● **Problem to work on**
List each line holding the string "undistorted".

Data entries for graphics:
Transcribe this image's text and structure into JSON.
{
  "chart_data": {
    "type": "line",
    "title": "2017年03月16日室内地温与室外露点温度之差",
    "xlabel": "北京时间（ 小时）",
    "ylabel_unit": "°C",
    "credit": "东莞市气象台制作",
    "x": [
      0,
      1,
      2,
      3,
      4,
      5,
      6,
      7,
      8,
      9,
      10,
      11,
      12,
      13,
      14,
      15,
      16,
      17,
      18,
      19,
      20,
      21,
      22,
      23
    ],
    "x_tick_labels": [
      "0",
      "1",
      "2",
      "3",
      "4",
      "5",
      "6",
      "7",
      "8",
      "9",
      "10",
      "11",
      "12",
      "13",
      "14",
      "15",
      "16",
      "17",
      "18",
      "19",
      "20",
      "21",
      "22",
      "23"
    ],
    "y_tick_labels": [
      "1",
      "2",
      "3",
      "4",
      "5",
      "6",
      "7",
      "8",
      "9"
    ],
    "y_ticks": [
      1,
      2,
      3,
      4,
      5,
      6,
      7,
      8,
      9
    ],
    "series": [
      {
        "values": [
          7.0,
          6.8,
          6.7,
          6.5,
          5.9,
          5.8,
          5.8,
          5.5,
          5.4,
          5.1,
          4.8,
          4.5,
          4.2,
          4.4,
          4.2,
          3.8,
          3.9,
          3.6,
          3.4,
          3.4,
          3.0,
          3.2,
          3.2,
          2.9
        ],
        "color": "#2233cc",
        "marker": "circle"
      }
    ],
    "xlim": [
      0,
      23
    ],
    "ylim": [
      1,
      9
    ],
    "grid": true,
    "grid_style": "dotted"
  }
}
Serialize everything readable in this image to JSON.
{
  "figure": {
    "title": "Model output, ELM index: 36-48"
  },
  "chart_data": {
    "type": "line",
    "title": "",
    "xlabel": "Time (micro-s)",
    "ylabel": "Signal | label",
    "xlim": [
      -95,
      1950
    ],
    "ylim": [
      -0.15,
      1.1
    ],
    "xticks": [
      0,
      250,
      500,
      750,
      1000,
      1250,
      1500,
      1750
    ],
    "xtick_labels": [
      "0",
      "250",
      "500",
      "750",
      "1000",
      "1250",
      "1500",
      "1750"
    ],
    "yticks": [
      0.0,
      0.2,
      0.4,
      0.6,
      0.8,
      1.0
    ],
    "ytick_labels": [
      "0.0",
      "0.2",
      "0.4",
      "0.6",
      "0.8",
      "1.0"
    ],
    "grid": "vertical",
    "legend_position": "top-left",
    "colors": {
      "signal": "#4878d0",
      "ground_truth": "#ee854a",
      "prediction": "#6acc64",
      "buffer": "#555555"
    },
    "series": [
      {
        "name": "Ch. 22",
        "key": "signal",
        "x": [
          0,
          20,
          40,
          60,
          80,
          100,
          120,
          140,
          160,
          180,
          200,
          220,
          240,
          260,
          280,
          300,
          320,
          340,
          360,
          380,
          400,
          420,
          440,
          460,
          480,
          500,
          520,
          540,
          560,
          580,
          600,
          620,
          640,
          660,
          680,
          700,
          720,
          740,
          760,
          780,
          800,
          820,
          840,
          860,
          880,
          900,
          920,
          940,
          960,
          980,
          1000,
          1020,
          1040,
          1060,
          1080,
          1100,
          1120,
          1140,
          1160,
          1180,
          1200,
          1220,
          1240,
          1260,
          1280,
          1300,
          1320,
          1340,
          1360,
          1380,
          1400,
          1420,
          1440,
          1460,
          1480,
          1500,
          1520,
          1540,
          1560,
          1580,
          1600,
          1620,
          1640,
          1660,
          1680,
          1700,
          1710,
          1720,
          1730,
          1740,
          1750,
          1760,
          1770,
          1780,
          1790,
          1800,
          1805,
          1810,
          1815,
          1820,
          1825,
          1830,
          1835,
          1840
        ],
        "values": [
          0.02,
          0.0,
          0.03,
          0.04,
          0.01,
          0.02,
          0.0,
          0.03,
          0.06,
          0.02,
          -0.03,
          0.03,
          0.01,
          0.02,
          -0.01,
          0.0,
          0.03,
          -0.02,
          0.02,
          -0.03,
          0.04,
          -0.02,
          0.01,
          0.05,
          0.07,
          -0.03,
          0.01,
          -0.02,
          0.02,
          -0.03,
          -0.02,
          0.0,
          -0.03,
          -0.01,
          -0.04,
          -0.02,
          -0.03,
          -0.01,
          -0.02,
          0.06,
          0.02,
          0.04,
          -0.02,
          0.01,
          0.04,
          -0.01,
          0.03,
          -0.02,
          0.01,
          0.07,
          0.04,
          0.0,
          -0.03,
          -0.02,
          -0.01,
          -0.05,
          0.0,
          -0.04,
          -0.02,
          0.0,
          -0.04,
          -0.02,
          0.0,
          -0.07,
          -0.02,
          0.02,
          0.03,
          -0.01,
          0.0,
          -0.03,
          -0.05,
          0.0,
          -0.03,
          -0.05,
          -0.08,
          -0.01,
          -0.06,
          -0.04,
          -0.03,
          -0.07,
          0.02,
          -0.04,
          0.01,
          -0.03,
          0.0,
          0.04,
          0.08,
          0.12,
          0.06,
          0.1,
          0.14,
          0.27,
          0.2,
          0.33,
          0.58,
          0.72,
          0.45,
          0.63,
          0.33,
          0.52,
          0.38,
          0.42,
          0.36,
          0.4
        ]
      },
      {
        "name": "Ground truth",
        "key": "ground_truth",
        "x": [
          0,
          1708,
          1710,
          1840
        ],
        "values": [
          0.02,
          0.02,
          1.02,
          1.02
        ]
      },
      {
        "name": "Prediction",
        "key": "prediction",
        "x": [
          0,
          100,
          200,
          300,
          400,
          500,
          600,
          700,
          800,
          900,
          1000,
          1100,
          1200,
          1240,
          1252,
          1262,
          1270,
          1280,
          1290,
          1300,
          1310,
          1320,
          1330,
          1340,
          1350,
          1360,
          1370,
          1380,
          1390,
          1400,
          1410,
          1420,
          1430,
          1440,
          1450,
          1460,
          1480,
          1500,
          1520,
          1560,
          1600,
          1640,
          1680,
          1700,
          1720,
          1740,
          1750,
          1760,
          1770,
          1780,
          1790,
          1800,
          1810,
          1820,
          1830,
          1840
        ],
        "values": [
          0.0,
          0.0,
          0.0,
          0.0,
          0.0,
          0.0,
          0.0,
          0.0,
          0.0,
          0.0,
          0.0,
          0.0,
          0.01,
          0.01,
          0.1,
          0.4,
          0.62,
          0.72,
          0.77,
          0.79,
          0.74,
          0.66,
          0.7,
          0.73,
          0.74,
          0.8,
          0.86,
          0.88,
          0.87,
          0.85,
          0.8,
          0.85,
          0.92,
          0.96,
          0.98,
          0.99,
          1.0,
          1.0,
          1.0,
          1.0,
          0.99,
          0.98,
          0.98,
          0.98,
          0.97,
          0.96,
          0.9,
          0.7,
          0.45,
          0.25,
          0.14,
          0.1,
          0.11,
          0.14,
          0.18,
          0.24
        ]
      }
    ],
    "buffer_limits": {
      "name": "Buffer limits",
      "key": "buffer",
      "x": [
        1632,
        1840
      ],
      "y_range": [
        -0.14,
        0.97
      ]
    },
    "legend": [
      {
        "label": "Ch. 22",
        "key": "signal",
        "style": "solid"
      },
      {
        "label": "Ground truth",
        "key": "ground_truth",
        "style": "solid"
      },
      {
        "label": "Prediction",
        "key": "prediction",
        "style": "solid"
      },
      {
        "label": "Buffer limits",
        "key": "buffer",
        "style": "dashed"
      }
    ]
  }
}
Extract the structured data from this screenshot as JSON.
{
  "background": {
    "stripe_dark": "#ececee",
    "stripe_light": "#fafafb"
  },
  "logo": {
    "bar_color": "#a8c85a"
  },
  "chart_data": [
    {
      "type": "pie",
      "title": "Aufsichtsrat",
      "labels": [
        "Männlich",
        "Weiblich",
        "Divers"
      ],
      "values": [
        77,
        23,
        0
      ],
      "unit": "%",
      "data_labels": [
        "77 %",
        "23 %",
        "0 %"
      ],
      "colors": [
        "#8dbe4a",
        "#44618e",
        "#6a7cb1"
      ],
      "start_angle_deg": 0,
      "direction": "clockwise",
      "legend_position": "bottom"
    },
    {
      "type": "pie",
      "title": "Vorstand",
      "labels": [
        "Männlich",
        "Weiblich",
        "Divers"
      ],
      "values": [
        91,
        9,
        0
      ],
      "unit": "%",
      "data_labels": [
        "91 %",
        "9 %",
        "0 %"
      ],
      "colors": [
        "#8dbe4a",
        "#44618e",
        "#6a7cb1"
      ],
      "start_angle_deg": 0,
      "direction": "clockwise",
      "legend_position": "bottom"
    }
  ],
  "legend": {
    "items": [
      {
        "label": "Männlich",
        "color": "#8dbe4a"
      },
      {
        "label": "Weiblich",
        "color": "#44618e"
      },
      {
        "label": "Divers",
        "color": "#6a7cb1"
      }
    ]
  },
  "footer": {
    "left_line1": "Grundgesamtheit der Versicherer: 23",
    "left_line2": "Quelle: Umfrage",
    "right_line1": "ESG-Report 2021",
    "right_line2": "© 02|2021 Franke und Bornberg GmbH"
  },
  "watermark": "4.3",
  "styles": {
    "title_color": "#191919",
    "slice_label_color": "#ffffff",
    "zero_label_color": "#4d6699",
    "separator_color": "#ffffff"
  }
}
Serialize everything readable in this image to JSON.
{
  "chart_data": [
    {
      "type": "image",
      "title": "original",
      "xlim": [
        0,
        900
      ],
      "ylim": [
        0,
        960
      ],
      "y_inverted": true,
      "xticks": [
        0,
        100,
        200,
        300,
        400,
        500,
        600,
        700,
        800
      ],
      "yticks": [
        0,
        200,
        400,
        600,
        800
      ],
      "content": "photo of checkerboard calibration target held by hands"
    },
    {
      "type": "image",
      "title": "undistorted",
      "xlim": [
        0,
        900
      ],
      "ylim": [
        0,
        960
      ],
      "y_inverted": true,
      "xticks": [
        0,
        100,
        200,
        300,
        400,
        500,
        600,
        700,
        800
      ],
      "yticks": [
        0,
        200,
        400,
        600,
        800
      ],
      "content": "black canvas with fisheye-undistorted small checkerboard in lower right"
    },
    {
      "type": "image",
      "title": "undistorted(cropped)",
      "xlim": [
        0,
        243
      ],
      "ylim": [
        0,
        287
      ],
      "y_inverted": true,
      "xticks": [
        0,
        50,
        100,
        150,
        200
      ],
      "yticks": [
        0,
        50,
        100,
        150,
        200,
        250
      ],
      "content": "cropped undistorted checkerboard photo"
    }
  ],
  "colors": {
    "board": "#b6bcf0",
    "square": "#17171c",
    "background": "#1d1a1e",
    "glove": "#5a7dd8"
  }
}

● **Written answer**
      "title": "undistorted",
      "content": "black canvas with fisheye-undistorted small checkerboard in lower right"
      "title": "undistorted(cropped)",
      "content": "cropped undistorted checkerboard photo"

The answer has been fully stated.